> _About this exercise_
The pictures stay out. Please retype every line below exactly.
*** Data provided ***
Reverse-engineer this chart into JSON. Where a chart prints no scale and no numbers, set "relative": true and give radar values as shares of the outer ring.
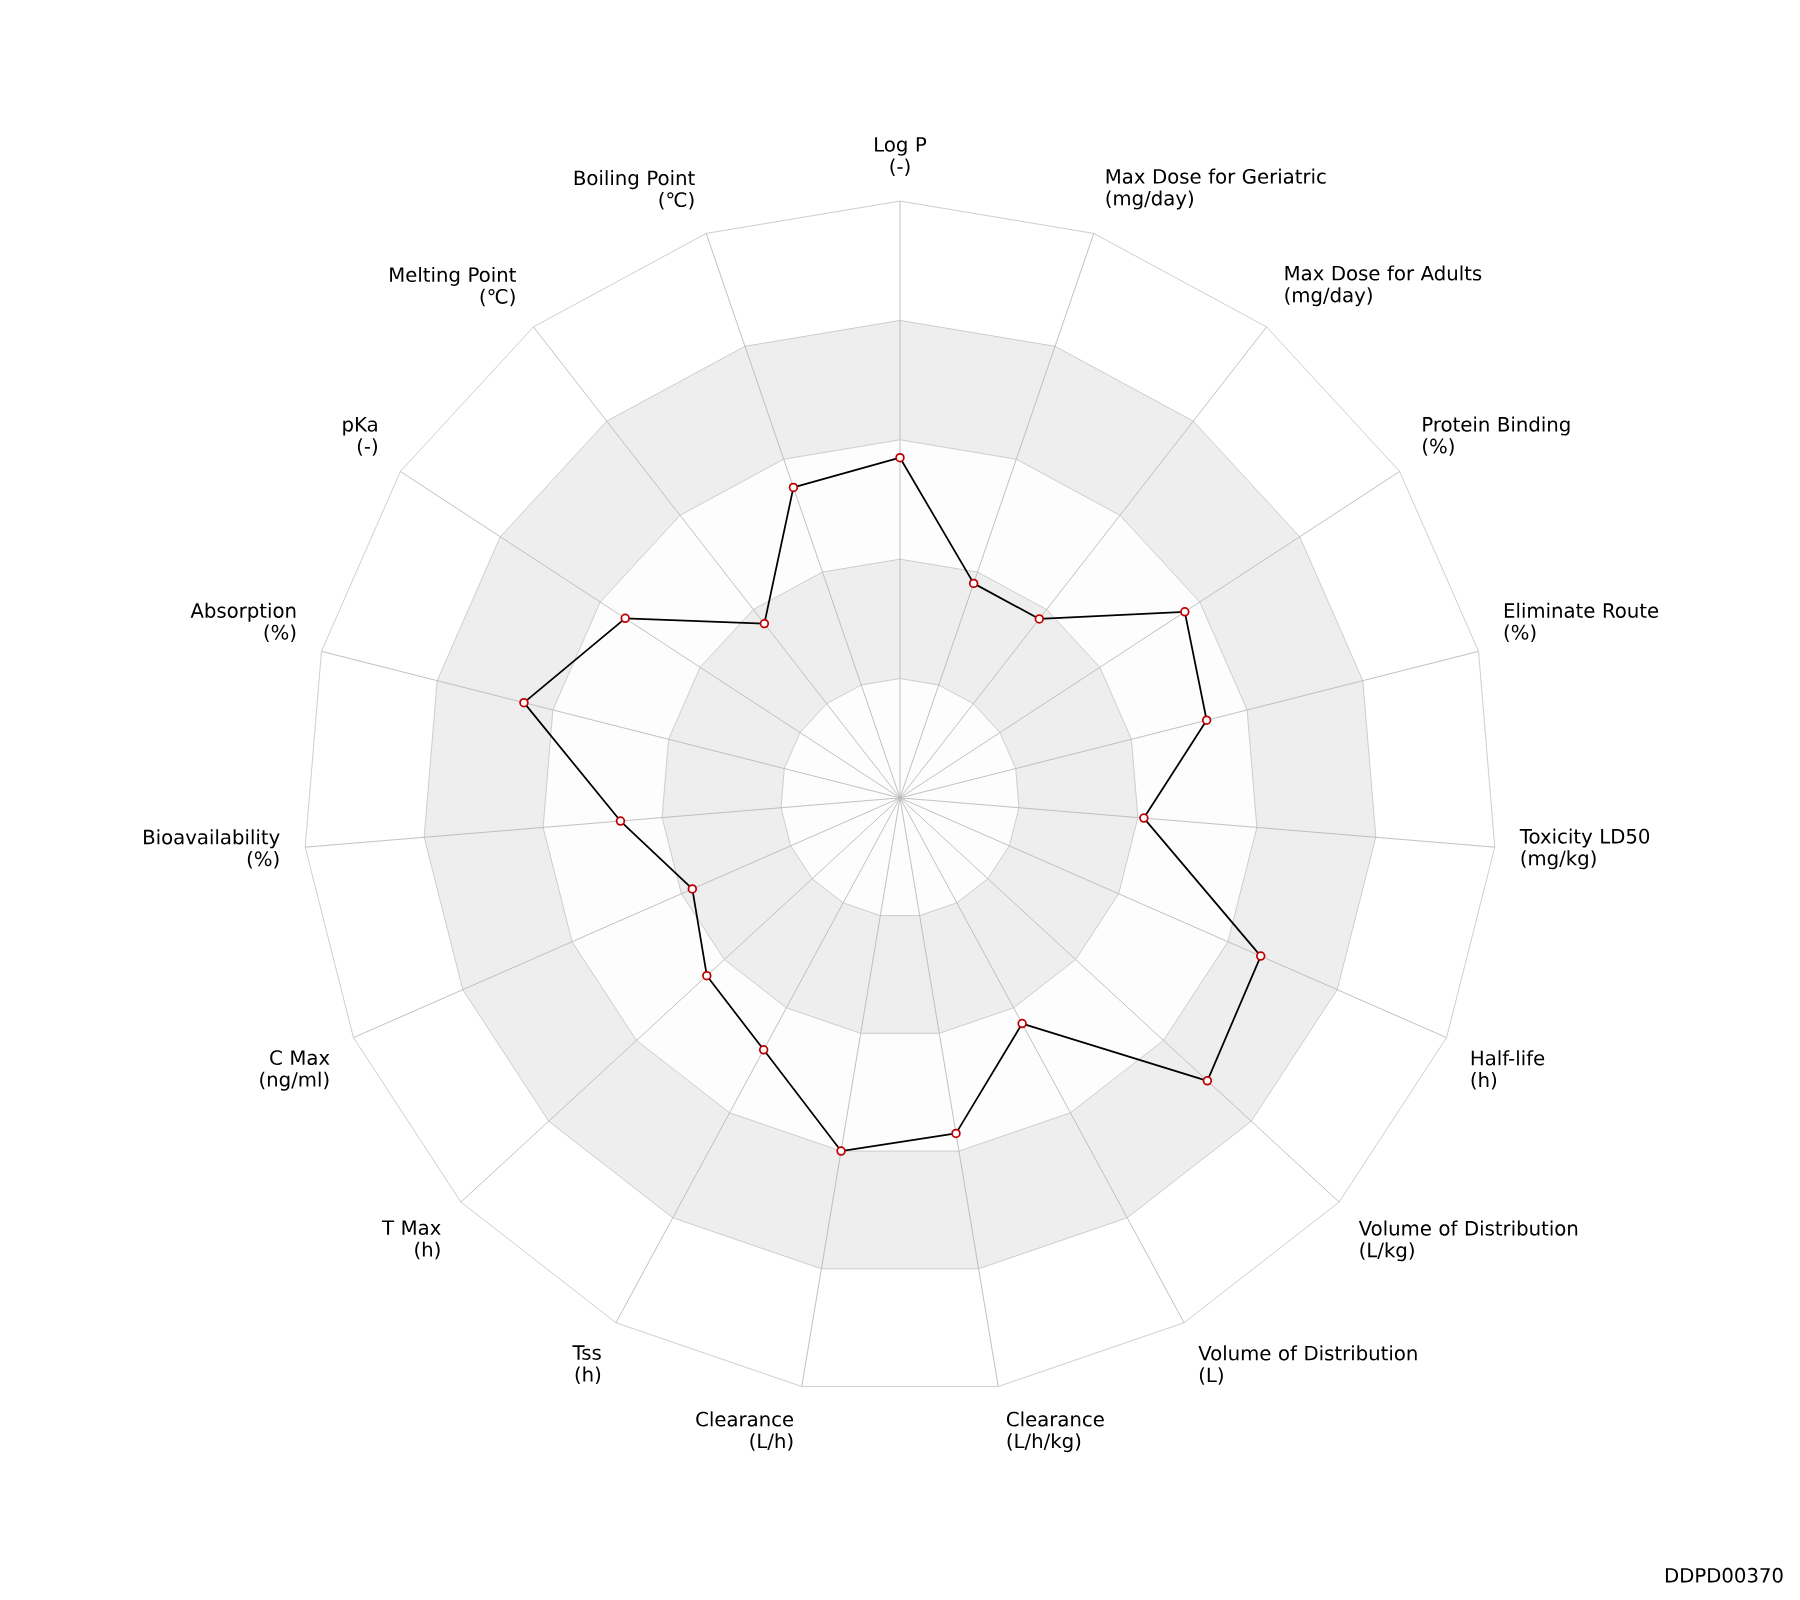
{
  "chart_data": {
    "type": "radar",
    "relative": true,
    "marker": "circle",
    "grid": true,
    "categories": [
      "Log P\n(-)",
      "Max Dose for Geriatric\n(mg/day)",
      "Max Dose for Adults\n(mg/day)",
      "Protein Binding\n(%)",
      "Eliminate Route\n(%)",
      "Toxicity LD50\n(mg/kg)",
      "Half-life\n(h)",
      "Volume of Distribution\n(L/kg)",
      "Volume of Distribution\n(L)",
      "Clearance\n(L/h/kg)",
      "Clearance\n(L/h)",
      "Tss\n(h)",
      "T Max\n(h)",
      "C Max\n(ng/ml)",
      "Bioavailability\n(%)",
      "Absorption\n(%)",
      "pKa\n(-)",
      "Melting Point\n(℃)",
      "Boiling Point\n(℃)"
    ],
    "series": [
      {
        "color": "#000000",
        "values": [
          0.57,
          0.38,
          0.38,
          0.57,
          0.53,
          0.41,
          0.66,
          0.7,
          0.43,
          0.57,
          0.6,
          0.48,
          0.44,
          0.38,
          0.47,
          0.65,
          0.55,
          0.37,
          0.55
        ]
      }
    ],
    "annotations": [
      "DDPD00370"
    ]
  }
}
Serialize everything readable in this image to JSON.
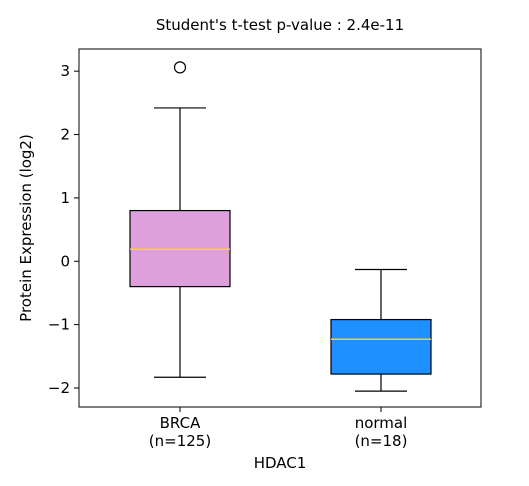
{
  "chart_data": {
    "type": "box",
    "title": "Student's t-test p-value : 2.4e-11",
    "xlabel": "HDAC1",
    "ylabel": "Protein Expression (log2)",
    "ylim": [
      -2.3,
      3.35
    ],
    "yticks": [
      3,
      2,
      1,
      0,
      -1,
      -2
    ],
    "ytick_labels": [
      "3",
      "2",
      "1",
      "0",
      "−1",
      "−2"
    ],
    "grid": false,
    "groups": [
      {
        "label": "BRCA",
        "count_label": "(n=125)",
        "whisker_low": -1.83,
        "q1": -0.4,
        "median": 0.19,
        "q3": 0.8,
        "whisker_high": 2.42,
        "outliers": [
          3.06
        ],
        "color": "#dda0dd"
      },
      {
        "label": "normal",
        "count_label": "(n=18)",
        "whisker_low": -2.05,
        "q1": -1.78,
        "median": -1.23,
        "q3": -0.92,
        "whisker_high": -0.13,
        "outliers": [],
        "color": "#1e90ff"
      }
    ],
    "median_color": "#ffd700"
  }
}
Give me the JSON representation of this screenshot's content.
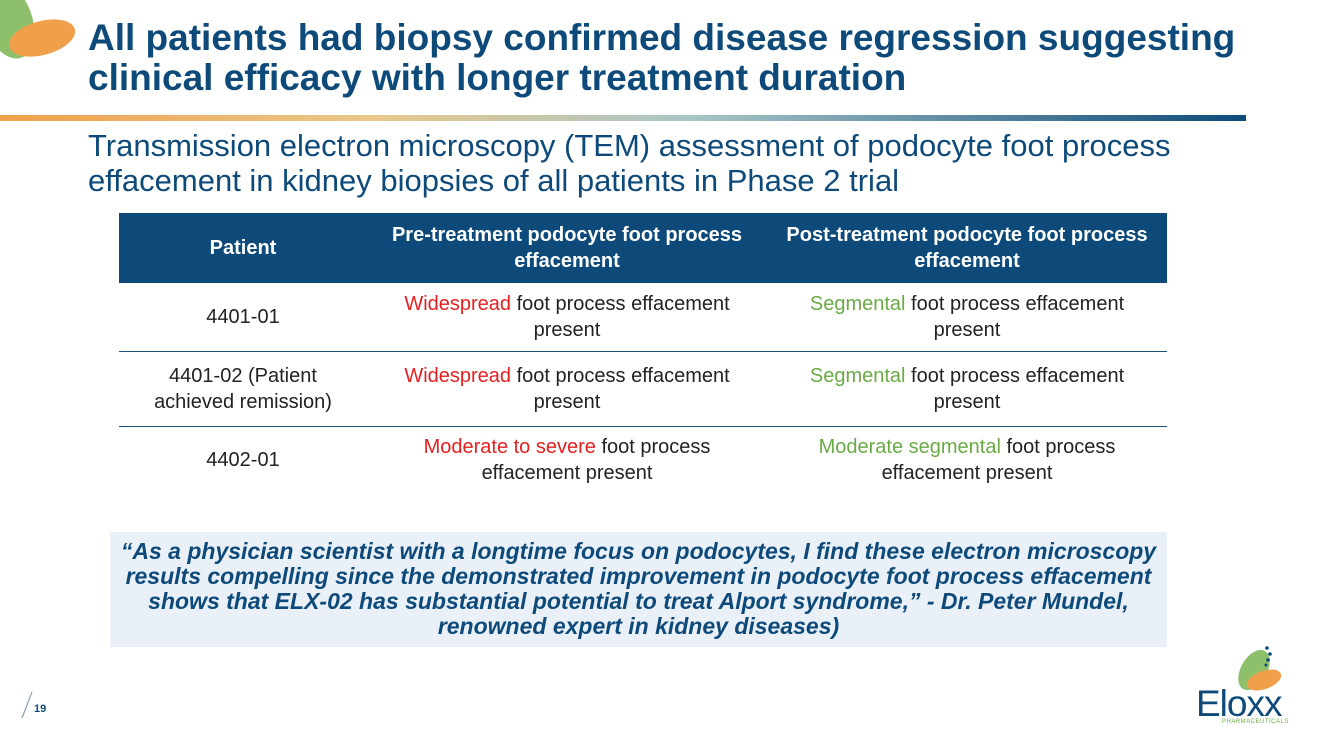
{
  "title": "All patients had biopsy confirmed disease regression suggesting clinical efficacy with longer treatment duration",
  "subtitle": "Transmission electron microscopy (TEM) assessment of podocyte foot process effacement in kidney biopsies of all patients in Phase 2 trial",
  "table": {
    "headers": [
      "Patient",
      "Pre-treatment podocyte foot process effacement",
      "Post-treatment podocyte foot process effacement"
    ],
    "rows": [
      {
        "patient": "4401-01",
        "pre_hl": "Widespread",
        "pre_rest": " foot process effacement present",
        "post_hl": "Segmental",
        "post_rest": " foot process effacement present"
      },
      {
        "patient": "4401-02 (Patient achieved remission)",
        "pre_hl": "Widespread",
        "pre_rest": " foot process effacement present",
        "post_hl": "Segmental",
        "post_rest": " foot process effacement present"
      },
      {
        "patient": "4402-01",
        "pre_hl": "Moderate to severe",
        "pre_rest": " foot process effacement present",
        "post_hl": "Moderate segmental",
        "post_rest": " foot process effacement present"
      }
    ]
  },
  "quote": "“As a physician scientist with a longtime focus on podocytes, I find these electron microscopy results compelling since the demonstrated improvement in podocyte foot process effacement shows that ELX-02 has substantial potential to treat Alport syndrome,” - Dr. Peter Mundel, renowned expert in kidney diseases)",
  "page_number": "19",
  "brand": {
    "name": "Eloxx",
    "subtitle": "PHARMACEUTICALS"
  },
  "colors": {
    "primary": "#0d4a7a",
    "negative": "#e52020",
    "positive": "#6aab45",
    "accent": "#f0a04a",
    "quote_bg": "#e9f0f8"
  }
}
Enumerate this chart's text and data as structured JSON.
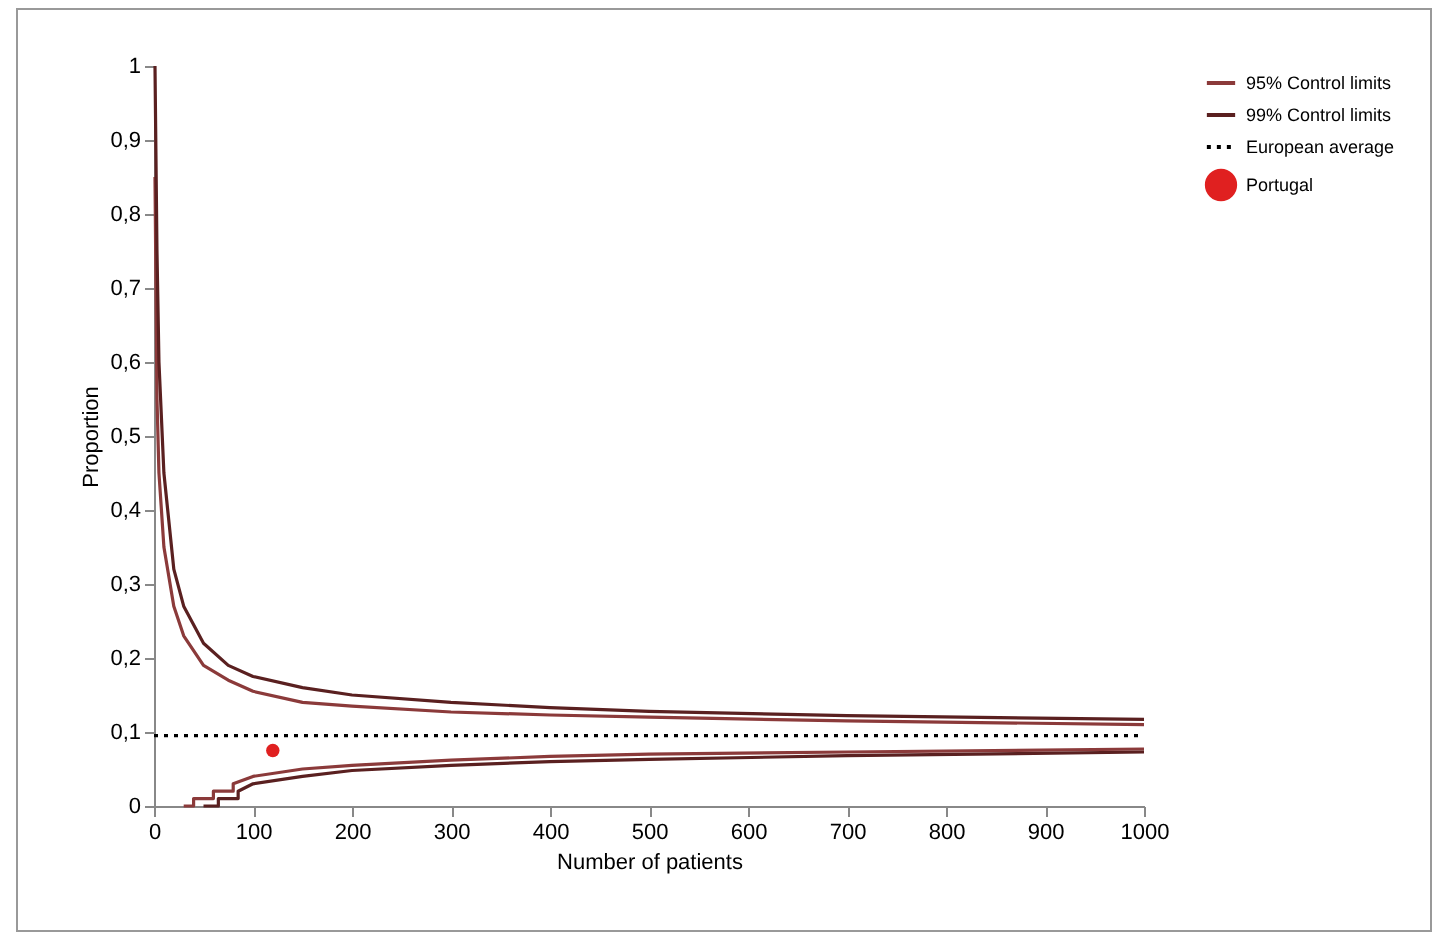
{
  "chart_data": {
    "type": "line",
    "xlabel": "Number of patients",
    "ylabel": "Proportion",
    "xlim": [
      0,
      1000
    ],
    "xticks": [
      0,
      100,
      200,
      300,
      400,
      500,
      600,
      700,
      800,
      900,
      1000
    ],
    "ylim": [
      0,
      1
    ],
    "yticks": [
      0,
      {
        "value": 0.1,
        "label": "0,1"
      },
      {
        "value": 0.2,
        "label": "0,2"
      },
      {
        "value": 0.3,
        "label": "0,3"
      },
      {
        "value": 0.4,
        "label": "0,4"
      },
      {
        "value": 0.5,
        "label": "0,5"
      },
      {
        "value": 0.6,
        "label": "0,6"
      },
      {
        "value": 0.7,
        "label": "0,7"
      },
      {
        "value": 0.8,
        "label": "0,8"
      },
      {
        "value": 0.9,
        "label": "0,9"
      },
      1
    ],
    "grid": false,
    "legend": "right",
    "marker": "none",
    "series": [
      {
        "name": "95% Control limits",
        "color": "#8b3a3a",
        "line_style": "solid",
        "x": [
          1,
          3,
          5,
          10,
          20,
          30,
          50,
          75,
          100,
          150,
          200,
          300,
          400,
          500,
          700,
          1000
        ],
        "values": [
          0.85,
          0.55,
          0.45,
          0.35,
          0.27,
          0.23,
          0.19,
          0.17,
          0.155,
          0.14,
          0.135,
          0.127,
          0.123,
          0.12,
          0.115,
          0.11
        ]
      },
      {
        "color": "#8b3a3a",
        "line_style": "solid",
        "x": [
          30,
          40,
          40,
          60,
          60,
          80,
          80,
          100,
          150,
          200,
          300,
          400,
          500,
          700,
          1000
        ],
        "values": [
          0,
          0,
          0.01,
          0.01,
          0.02,
          0.02,
          0.03,
          0.04,
          0.05,
          0.055,
          0.062,
          0.067,
          0.07,
          0.073,
          0.077
        ]
      },
      {
        "name": "99% Control limits",
        "color": "#5a2020",
        "line_style": "solid",
        "x": [
          1,
          3,
          5,
          10,
          20,
          30,
          50,
          75,
          100,
          150,
          200,
          300,
          400,
          500,
          700,
          1000
        ],
        "values": [
          1,
          0.75,
          0.6,
          0.45,
          0.32,
          0.27,
          0.22,
          0.19,
          0.175,
          0.16,
          0.15,
          0.14,
          0.133,
          0.128,
          0.122,
          0.117
        ]
      },
      {
        "color": "#5a2020",
        "line_style": "solid",
        "x": [
          50,
          65,
          65,
          85,
          85,
          100,
          150,
          200,
          300,
          400,
          500,
          700,
          1000
        ],
        "values": [
          0,
          0,
          0.01,
          0.01,
          0.02,
          0.03,
          0.04,
          0.048,
          0.055,
          0.06,
          0.063,
          0.068,
          0.073
        ]
      },
      {
        "name": "European average",
        "color": "#000000",
        "line_style": "dotted",
        "x": [
          0,
          1000
        ],
        "values": [
          0.095,
          0.095
        ]
      },
      {
        "name": "Portugal",
        "type": "scatter",
        "color": "#e02020",
        "marker": "circle",
        "x": [
          120
        ],
        "values": [
          0.075
        ]
      }
    ]
  }
}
***
> _Response for this exercise_
Reverse-engineer this chart into JSON. Where a chart prints no scale and no numbers, set "relative": true and give radar values as shares of the outer ring.
{
  "chart_data": {
    "type": "radar",
    "relative": true,
    "marker": "circle",
    "grid": true,
    "categories": [
      "Log P\n(-)",
      "Max Dose for Geriatric\n(mg/day)",
      "Max Dose for Adults\n(mg/day)",
      "Protein Binding\n(%)",
      "Eliminate Route\n(%)",
      "Toxicity LD50\n(mg/kg)",
      "Half-life\n(h)",
      "Volume of Distribution\n(L/kg)",
      "Volume of Distribution\n(L)",
      "Clearance\n(L/h/kg)",
      "Clearance\n(L/h)",
      "Tss\n(h)",
      "T Max\n(h)",
      "C Max\n(ng/ml)",
      "Bioavailability\n(%)",
      "Absorption\n(%)",
      "pKa\n(-)",
      "Melting Point\n(℃)",
      "Boiling Point\n(℃)"
    ],
    "series": [
      {
        "color": "#000000",
        "values": [
          0.57,
          0.38,
          0.38,
          0.57,
          0.53,
          0.41,
          0.66,
          0.7,
          0.43,
          0.57,
          0.6,
          0.48,
          0.44,
          0.38,
          0.47,
          0.65,
          0.55,
          0.37,
          0.55
        ]
      }
    ],
    "annotations": [
      "DDPD00370"
    ]
  }
}
Serialize everything readable in this image to JSON.
{
  "chart_data": {
    "type": "box",
    "title": "Student's t-test p-value : 2.4e-11",
    "xlabel": "HDAC1",
    "ylabel": "Protein Expression (log2)",
    "ylim": [
      -2.3,
      3.35
    ],
    "yticks": [
      3,
      2,
      1,
      0,
      -1,
      -2
    ],
    "ytick_labels": [
      "3",
      "2",
      "1",
      "0",
      "−1",
      "−2"
    ],
    "grid": false,
    "groups": [
      {
        "label": "BRCA",
        "count_label": "(n=125)",
        "whisker_low": -1.83,
        "q1": -0.4,
        "median": 0.19,
        "q3": 0.8,
        "whisker_high": 2.42,
        "outliers": [
          3.06
        ],
        "color": "#dda0dd"
      },
      {
        "label": "normal",
        "count_label": "(n=18)",
        "whisker_low": -2.05,
        "q1": -1.78,
        "median": -1.23,
        "q3": -0.92,
        "whisker_high": -0.13,
        "outliers": [],
        "color": "#1e90ff"
      }
    ],
    "median_color": "#ffd700"
  }
}
Give me the JSON representation of this screenshot's content.
{
  "title": "All patients had biopsy confirmed disease regression suggesting clinical efficacy with longer treatment duration",
  "subtitle": "Transmission electron microscopy (TEM) assessment of podocyte foot process effacement in kidney biopsies of all patients in Phase 2 trial",
  "table": {
    "headers": [
      "Patient",
      "Pre-treatment podocyte foot process effacement",
      "Post-treatment podocyte foot process effacement"
    ],
    "rows": [
      {
        "patient": "4401-01",
        "pre_hl": "Widespread",
        "pre_rest": " foot process effacement present",
        "post_hl": "Segmental",
        "post_rest": " foot process effacement present"
      },
      {
        "patient": "4401-02 (Patient achieved remission)",
        "pre_hl": "Widespread",
        "pre_rest": " foot process effacement present",
        "post_hl": "Segmental",
        "post_rest": " foot process effacement present"
      },
      {
        "patient": "4402-01",
        "pre_hl": "Moderate to severe",
        "pre_rest": " foot process effacement present",
        "post_hl": "Moderate segmental",
        "post_rest": " foot process effacement present"
      }
    ]
  },
  "quote": "“As a physician scientist with a longtime focus on podocytes, I find these electron microscopy results compelling since the demonstrated improvement in podocyte foot process effacement shows that ELX-02 has substantial potential to treat Alport syndrome,” - Dr. Peter Mundel, renowned expert in kidney diseases)",
  "page_number": "19",
  "brand": {
    "name": "Eloxx",
    "subtitle": "PHARMACEUTICALS"
  },
  "colors": {
    "primary": "#0d4a7a",
    "negative": "#e52020",
    "positive": "#6aab45",
    "accent": "#f0a04a",
    "quote_bg": "#e9f0f8"
  }
}
Enumerate this chart's text and data as structured JSON.
{
  "chart_data": {
    "type": "line",
    "xlabel": "Number of patients",
    "ylabel": "Proportion",
    "xlim": [
      0,
      1000
    ],
    "xticks": [
      0,
      100,
      200,
      300,
      400,
      500,
      600,
      700,
      800,
      900,
      1000
    ],
    "ylim": [
      0,
      1
    ],
    "yticks": [
      0,
      {
        "value": 0.1,
        "label": "0,1"
      },
      {
        "value": 0.2,
        "label": "0,2"
      },
      {
        "value": 0.3,
        "label": "0,3"
      },
      {
        "value": 0.4,
        "label": "0,4"
      },
      {
        "value": 0.5,
        "label": "0,5"
      },
      {
        "value": 0.6,
        "label": "0,6"
      },
      {
        "value": 0.7,
        "label": "0,7"
      },
      {
        "value": 0.8,
        "label": "0,8"
      },
      {
        "value": 0.9,
        "label": "0,9"
      },
      1
    ],
    "grid": false,
    "legend": "right",
    "marker": "none",
    "series": [
      {
        "name": "95% Control limits",
        "color": "#8b3a3a",
        "line_style": "solid",
        "x": [
          1,
          3,
          5,
          10,
          20,
          30,
          50,
          75,
          100,
          150,
          200,
          300,
          400,
          500,
          700,
          1000
        ],
        "values": [
          0.85,
          0.55,
          0.45,
          0.35,
          0.27,
          0.23,
          0.19,
          0.17,
          0.155,
          0.14,
          0.135,
          0.127,
          0.123,
          0.12,
          0.115,
          0.11
        ]
      },
      {
        "color": "#8b3a3a",
        "line_style": "solid",
        "x": [
          30,
          40,
          40,
          60,
          60,
          80,
          80,
          100,
          150,
          200,
          300,
          400,
          500,
          700,
          1000
        ],
        "values": [
          0,
          0,
          0.01,
          0.01,
          0.02,
          0.02,
          0.03,
          0.04,
          0.05,
          0.055,
          0.062,
          0.067,
          0.07,
          0.073,
          0.077
        ]
      },
      {
        "name": "99% Control limits",
        "color": "#5a2020",
        "line_style": "solid",
        "x": [
          1,
          3,
          5,
          10,
          20,
          30,
          50,
          75,
          100,
          150,
          200,
          300,
          400,
          500,
          700,
          1000
        ],
        "values": [
          1,
          0.75,
          0.6,
          0.45,
          0.32,
          0.27,
          0.22,
          0.19,
          0.175,
          0.16,
          0.15,
          0.14,
          0.133,
          0.128,
          0.122,
          0.117
        ]
      },
      {
        "color": "#5a2020",
        "line_style": "solid",
        "x": [
          50,
          65,
          65,
          85,
          85,
          100,
          150,
          200,
          300,
          400,
          500,
          700,
          1000
        ],
        "values": [
          0,
          0,
          0.01,
          0.01,
          0.02,
          0.03,
          0.04,
          0.048,
          0.055,
          0.06,
          0.063,
          0.068,
          0.073
        ]
      },
      {
        "name": "European average",
        "color": "#000000",
        "line_style": "dotted",
        "x": [
          0,
          1000
        ],
        "values": [
          0.095,
          0.095
        ]
      },
      {
        "name": "Portugal",
        "type": "scatter",
        "color": "#e02020",
        "marker": "circle",
        "x": [
          120
        ],
        "values": [
          0.075
        ]
      }
    ]
  }
}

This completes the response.